** begin Supplied material **
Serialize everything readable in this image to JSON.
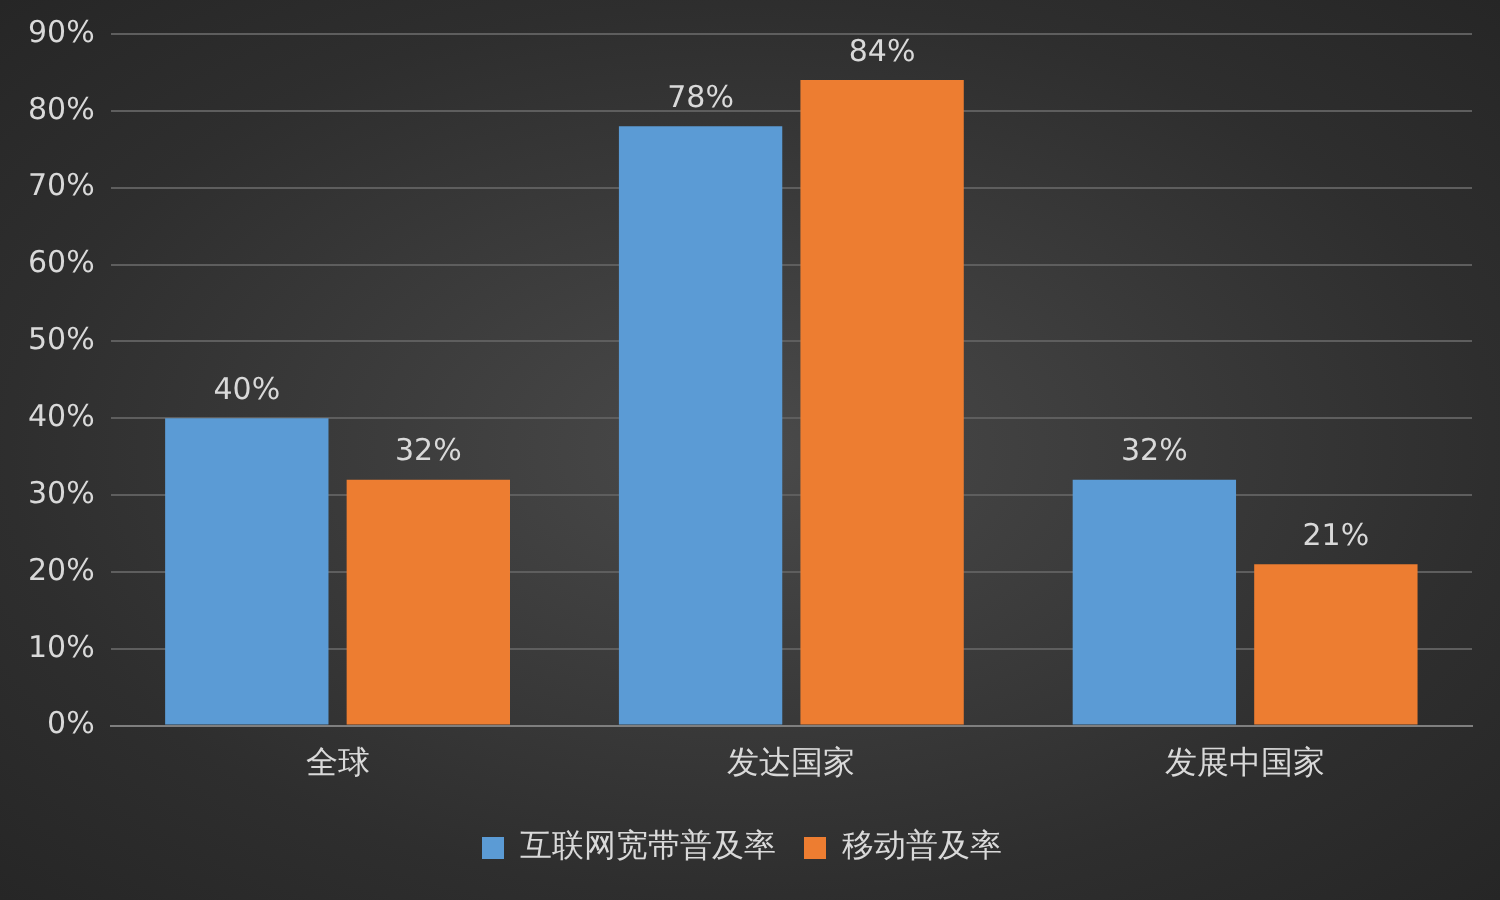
{
  "chart_data": {
    "type": "bar",
    "categories": [
      "全球",
      "发达国家",
      "发展中国家"
    ],
    "series": [
      {
        "name": "互联网宽带普及率",
        "color": "#5b9bd5",
        "values": [
          40,
          78,
          32
        ],
        "value_labels": [
          "40%",
          "78%",
          "32%"
        ]
      },
      {
        "name": "移动普及率",
        "color": "#ed7d31",
        "values": [
          32,
          84,
          21
        ],
        "value_labels": [
          "32%",
          "84%",
          "21%"
        ]
      }
    ],
    "ylim": [
      0,
      90
    ],
    "yticks": [
      {
        "value": 0,
        "label": "0%"
      },
      {
        "value": 10,
        "label": "10%"
      },
      {
        "value": 20,
        "label": "20%"
      },
      {
        "value": 30,
        "label": "30%"
      },
      {
        "value": 40,
        "label": "40%"
      },
      {
        "value": 50,
        "label": "50%"
      },
      {
        "value": 60,
        "label": "60%"
      },
      {
        "value": 70,
        "label": "70%"
      },
      {
        "value": 80,
        "label": "80%"
      },
      {
        "value": 90,
        "label": "90%"
      }
    ],
    "grid": "y",
    "legend": "bottom"
  }
}
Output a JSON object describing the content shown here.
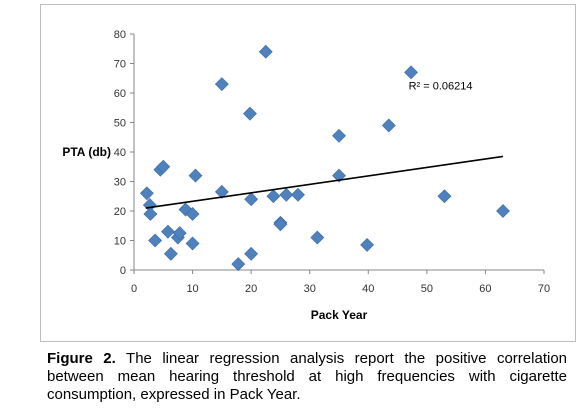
{
  "figure": {
    "caption_label": "Figure 2.",
    "caption_text": " The linear regression analysis report the positive correlation between mean hearing threshold at high frequencies with cigarette consumption, expressed in Pack Year."
  },
  "chart_data": {
    "type": "scatter",
    "xlabel": "Pack Year",
    "ylabel": "PTA (db)",
    "xlim": [
      0,
      70
    ],
    "ylim": [
      0,
      80
    ],
    "x_ticks": [
      "0",
      "10",
      "20",
      "30",
      "40",
      "50",
      "60",
      "70"
    ],
    "y_ticks": [
      "0",
      "10",
      "20",
      "30",
      "40",
      "50",
      "60",
      "70",
      "80"
    ],
    "grid": false,
    "marker": "diamond",
    "marker_color": "#4f81bd",
    "trendline": {
      "x": [
        2,
        63
      ],
      "y": [
        21,
        38.5
      ],
      "color": "#000000"
    },
    "annotation": {
      "text": "R² = 0.06214",
      "x": 52,
      "y": 62.5
    },
    "points": [
      {
        "x": 2.2,
        "y": 26
      },
      {
        "x": 2.7,
        "y": 22
      },
      {
        "x": 2.8,
        "y": 19
      },
      {
        "x": 3.6,
        "y": 10
      },
      {
        "x": 4.5,
        "y": 34
      },
      {
        "x": 5,
        "y": 35
      },
      {
        "x": 5.8,
        "y": 13
      },
      {
        "x": 6.3,
        "y": 5.5
      },
      {
        "x": 7.5,
        "y": 11
      },
      {
        "x": 7.8,
        "y": 12.5
      },
      {
        "x": 8.8,
        "y": 20.5
      },
      {
        "x": 10,
        "y": 19
      },
      {
        "x": 10,
        "y": 9
      },
      {
        "x": 10.5,
        "y": 32
      },
      {
        "x": 15,
        "y": 63
      },
      {
        "x": 15,
        "y": 26.5
      },
      {
        "x": 17.8,
        "y": 2
      },
      {
        "x": 19.8,
        "y": 53
      },
      {
        "x": 20,
        "y": 24
      },
      {
        "x": 20,
        "y": 5.5
      },
      {
        "x": 22.5,
        "y": 74
      },
      {
        "x": 23.8,
        "y": 25
      },
      {
        "x": 25,
        "y": 16
      },
      {
        "x": 25,
        "y": 15.5
      },
      {
        "x": 26,
        "y": 25.5
      },
      {
        "x": 28,
        "y": 25.5
      },
      {
        "x": 31.3,
        "y": 11
      },
      {
        "x": 35,
        "y": 45.5
      },
      {
        "x": 35,
        "y": 32
      },
      {
        "x": 39.8,
        "y": 8.5
      },
      {
        "x": 43.5,
        "y": 49
      },
      {
        "x": 47.3,
        "y": 67
      },
      {
        "x": 53,
        "y": 25
      },
      {
        "x": 63,
        "y": 20
      }
    ]
  }
}
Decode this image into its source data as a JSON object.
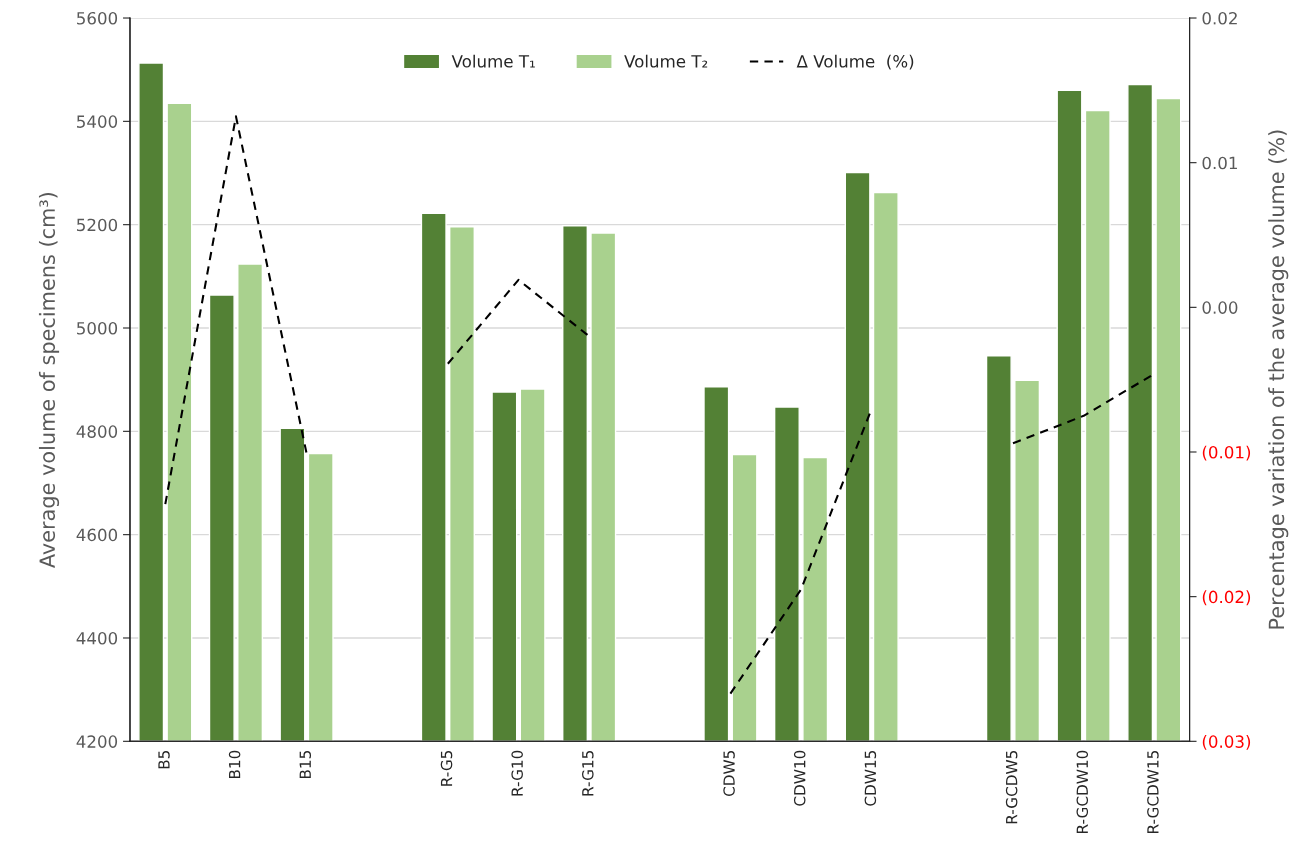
{
  "chart_data": {
    "type": "bar",
    "categories": [
      "B5",
      "B10",
      "B15",
      null,
      "R-G5",
      "R-G10",
      "R-G15",
      null,
      "CDW5",
      "CDW10",
      "CDW15",
      null,
      "R-GCDW5",
      "R-GCDW10",
      "R-GCDW15"
    ],
    "series": [
      {
        "name": "Volume T₁",
        "color": "#538135",
        "values": [
          5513,
          5064,
          4806,
          null,
          5222,
          4876,
          5198,
          null,
          4886,
          4847,
          5301,
          null,
          4946,
          5460,
          5471
        ]
      },
      {
        "name": "Volume T₂",
        "color": "#a9d18e",
        "values": [
          5435,
          5124,
          4757,
          null,
          5196,
          4882,
          5184,
          null,
          4755,
          4749,
          5262,
          null,
          4899,
          5421,
          5444
        ]
      },
      {
        "name": "Δ Volume  (%)",
        "type": "line",
        "axis": "y2",
        "color": "#000000",
        "line_style": "dashed",
        "marker": "none",
        "values": [
          -0.0136,
          0.0132,
          -0.0101,
          null,
          -0.0039,
          0.0019,
          -0.002,
          null,
          -0.0267,
          -0.0195,
          -0.007,
          null,
          -0.0094,
          -0.0075,
          -0.0046
        ]
      }
    ],
    "ylabel": "Average volume of specimens (cm³)",
    "y2label": "Percentage variation of the average volume (%)",
    "ylim": [
      4200,
      5600
    ],
    "yticks": [
      4200,
      4400,
      4600,
      4800,
      5000,
      5200,
      5400,
      5600
    ],
    "y2lim": [
      -0.03,
      0.02
    ],
    "y2ticks": [
      {
        "value": -0.03,
        "label": "(0.03)"
      },
      {
        "value": -0.02,
        "label": "(0.02)"
      },
      {
        "value": -0.01,
        "label": "(0.01)"
      },
      {
        "value": 0,
        "label": "0.00"
      },
      {
        "value": 0.01,
        "label": "0.01"
      },
      {
        "value": 0.02,
        "label": "0.02"
      }
    ],
    "grid": "y",
    "legend": "top"
  }
}
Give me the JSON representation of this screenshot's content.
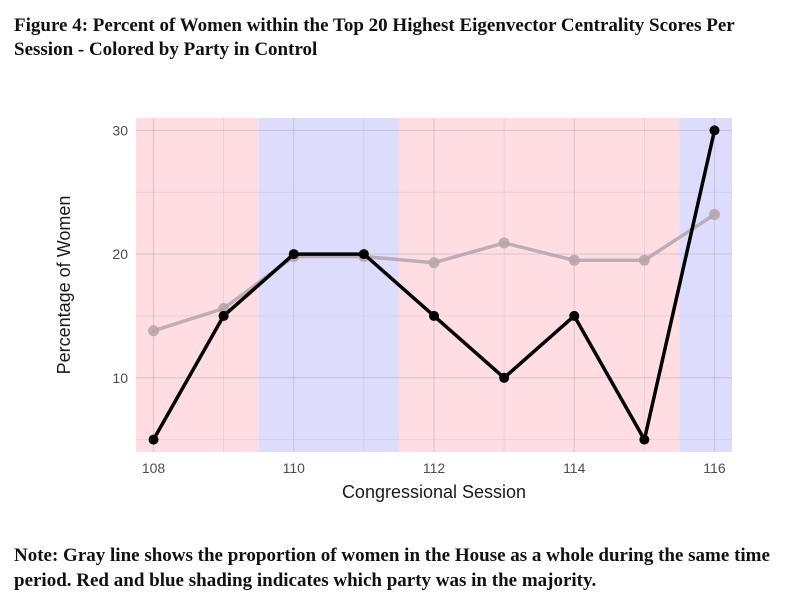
{
  "figure": {
    "title": "Figure 4:  Percent of Women within the Top 20 Highest Eigenvector Centrality Scores Per Session - Colored by Party in Control",
    "note": "Note: Gray line shows the proportion of women in the House as a whole during the same time period. Red and blue shading indicates which party was in the majority."
  },
  "chart_data": {
    "type": "line",
    "xlabel": "Congressional Session",
    "ylabel": "Percentage of Women",
    "x": [
      108,
      109,
      110,
      111,
      112,
      113,
      114,
      115,
      116
    ],
    "xticks": [
      108,
      110,
      112,
      114,
      116
    ],
    "yticks": [
      10,
      20,
      30
    ],
    "xlim": [
      107.75,
      116.25
    ],
    "ylim": [
      4,
      31
    ],
    "grid": true,
    "series": [
      {
        "values": [
          13.8,
          15.6,
          19.8,
          19.8,
          19.3,
          20.9,
          19.5,
          19.5,
          23.2
        ],
        "color": "#b3a5aa"
      },
      {
        "values": [
          5,
          15,
          20,
          20,
          15,
          10,
          15,
          5,
          30
        ],
        "color": "#000000"
      }
    ],
    "shading": [
      {
        "from": 107.75,
        "to": 109.5,
        "party": "red",
        "color": "#ffdde2"
      },
      {
        "from": 109.5,
        "to": 111.5,
        "party": "blue",
        "color": "#dddcfd"
      },
      {
        "from": 111.5,
        "to": 115.5,
        "party": "red",
        "color": "#ffdde2"
      },
      {
        "from": 115.5,
        "to": 116.25,
        "party": "blue",
        "color": "#dddcfd"
      }
    ]
  }
}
** end Supplied material **
## What the exercise asks
Copy each line containing the word "ylabel" from the data.

## Finished exercise
    "ylabel": "PTA (db)",
    "ylabel": "Average volume of specimens (cm³)",
    "ylabel": "Percentage of Women",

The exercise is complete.